Exercise description:
Find every line in the records below that holds the word "nasional", and copy it out.

(Stored items)

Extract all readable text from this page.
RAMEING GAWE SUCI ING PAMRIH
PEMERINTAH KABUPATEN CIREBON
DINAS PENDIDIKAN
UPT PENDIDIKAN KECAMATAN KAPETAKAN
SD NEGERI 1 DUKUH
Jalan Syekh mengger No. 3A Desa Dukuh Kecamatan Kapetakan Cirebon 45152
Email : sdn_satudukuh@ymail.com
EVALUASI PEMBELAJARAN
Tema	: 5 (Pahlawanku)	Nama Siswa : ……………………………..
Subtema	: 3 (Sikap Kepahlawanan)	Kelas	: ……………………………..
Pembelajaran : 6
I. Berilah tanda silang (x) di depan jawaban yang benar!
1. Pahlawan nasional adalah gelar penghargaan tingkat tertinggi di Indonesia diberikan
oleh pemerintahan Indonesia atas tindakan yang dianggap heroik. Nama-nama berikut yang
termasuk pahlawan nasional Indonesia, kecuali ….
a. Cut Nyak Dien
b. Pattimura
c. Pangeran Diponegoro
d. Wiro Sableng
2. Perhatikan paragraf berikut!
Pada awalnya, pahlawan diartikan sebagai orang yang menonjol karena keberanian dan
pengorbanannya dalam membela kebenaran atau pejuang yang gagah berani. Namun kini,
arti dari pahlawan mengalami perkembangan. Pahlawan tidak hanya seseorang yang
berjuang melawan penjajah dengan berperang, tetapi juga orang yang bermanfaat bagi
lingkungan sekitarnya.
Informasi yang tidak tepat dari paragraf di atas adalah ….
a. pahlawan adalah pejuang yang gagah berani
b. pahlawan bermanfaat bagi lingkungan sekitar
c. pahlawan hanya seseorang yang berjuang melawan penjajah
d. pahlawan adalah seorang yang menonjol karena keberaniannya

Answer for this exercise:
1. Pahlawan nasional adalah gelar penghargaan tingkat tertinggi di Indonesia diberikan
termasuk pahlawan nasional Indonesia, kecuali ….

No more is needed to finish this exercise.